** Text section **
━━━━━━━━
No.	Coke Layer Thickness/mm	Packed Bed Thickness mm	Furnace Burden
①	20	104.2	65% S-1 + 20% P-1 + 15% O-1
②	30	172.5	65% S-1 + 20% P-1 + 15% O-1
③	40	241.0	65% S-1 + 20% P-1 + 15% O-1
④	20	104.5	65% S-1 + 20% P-1 + 15% O-2
⑤	40	248.4	65% S-1 + 20% P-1 + 15% O-2

.

In each experimental condition, the total amount of iron ore and coke is kept at 500 g and 80 g, respectively. The thickness of iron ore and coke is 160 mm, and the thickness of the coke layer was changed to 20 mm, 30 mm, and 40 mm. Moreover, 80 g coke can guarantee the amount when the thickness of the coke layer changes from 20 mm to 40 mm.

Figure 3 shows the experimental conditions for the temperature and gas composition. In order to simulate the melting behavior of iron ore in BF, the burden was heated to 900 °C in an N₂ atmosphere, then the heating rate was slowed, and the gas composition was changed to simulate the environments of both.

3.2. Experimental Results

3.2.1. Dripping Properties of Molten Metal

In this study, it was impossible to observe the packed bed behavior during the high-temperature part; therefore, to evaluate the interaction between the coke and iron ores, the measured parameters were quantified. T₁₀ and T₄₀ were the temperatures when the packed bed shrinkage was 10% and 40%, respectively. T_s was the temperature when the pressure increased steeply, and P_max was the highest value of the pressure. The S value was the integral of the pressure drop value over the cohesive zone, which reflected the permeability of the cohesive zone. The equation of S value is shown as Equation (1).

$$\mathrm{S}={\int }_{T_s}^{T_p}(P_t-Ps)dt$$

(1)

The testing results of dripping properties are listed in

Table 4. Molten-metal dripping properties of furnace burden with different coke layer thickness.

	T10/°C	T40/°C	ΔT	T40/°C	Pmax	Td/°C	S/kPa·°C
①	1191	1278	87	1285	9322	1403	1007
②	1170	1271	101	1296	6559	1364	445
③	1169	1278	109	1289	4970	1347	644
④	1183	1282	99	1285	11,090	1360	936
⑤	1165	1280	115	1300	10,884	1365	624

, and in order to maintain the reproducibility of the experimental results, each group of experiments was repeated twice. As the results show, the properties of furnace burden have been distinctly changed due to the change in coke layer thickness, embodied in softening temperature, softening interval, melting temperature, pressure drop, and S value.
━━━━━━━━
** Data segment **
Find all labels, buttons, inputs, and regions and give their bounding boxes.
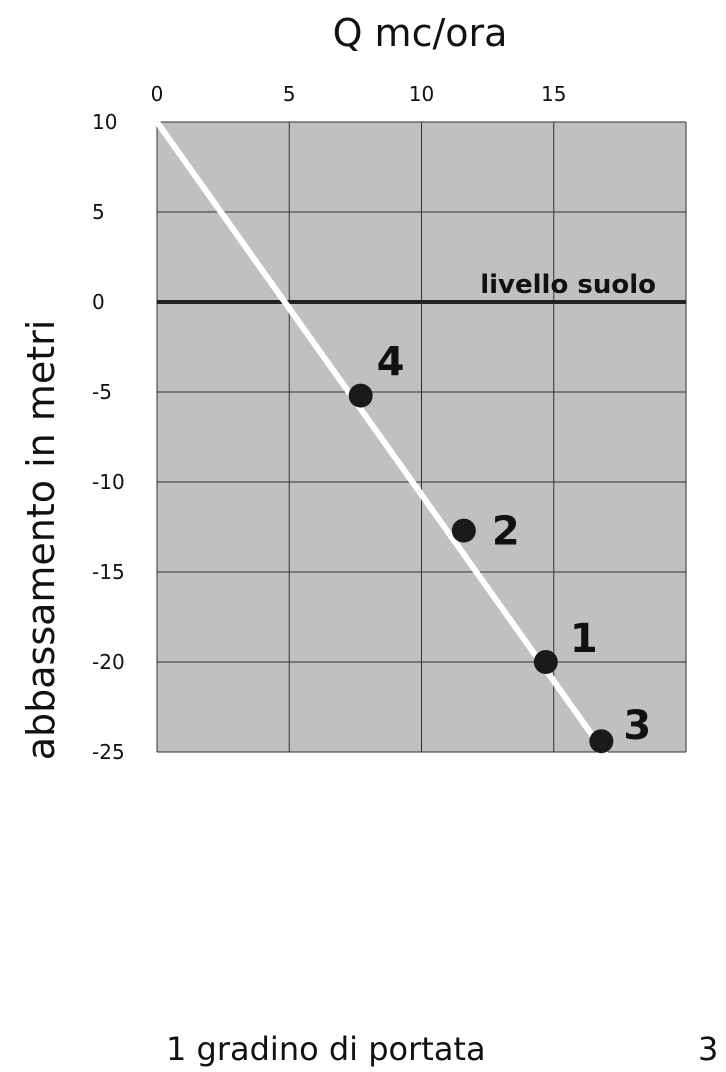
━━━━━━━━
** Problems and tasks **
**a)** Rewrite the part of the burden-testing text that opens with the words containing "3.2. Experimental Results" and closes with "coke layer thickness.", putting "softening-melting zone" in place of "cohesive zone".
**b)** According to the last sentence of the burden-testing text, which properties of the furnace burden changed distinctly with coke layer thickness?
The material bears no relation to the text on blast furnace burden testing.

** Responses in order **
**a)**
3.2. Experimental Results

3.2.1. Dripping Properties of Molten Metal

In this study, it was impossible to observe the packed bed behavior during the high-temperature part; therefore, to evaluate the interaction between the coke and iron ores, the measured parameters were quantified. T₁₀ and T₄₀ were the temperatures when the packed bed shrinkage was 10% and 40%, respectively. T_s was the temperature when the pressure increased steeply, and P_max was the highest value of the pressure. The S value was the integral of the pressure drop value over the softening-melting zone, which reflected the permeability of the softening-melting zone. The equation of S value is shown as Equation (1).

$$\mathrm{S}={\int }_{T_s}^{T_p}(P_t-Ps)dt$$

(1)

The testing results of dripping properties are listed in

Table 4. Molten-metal dripping properties of furnace burden with different coke layer thickness.

**b)** Softening temperature, softening interval, melting temperature, pressure drop, and S value.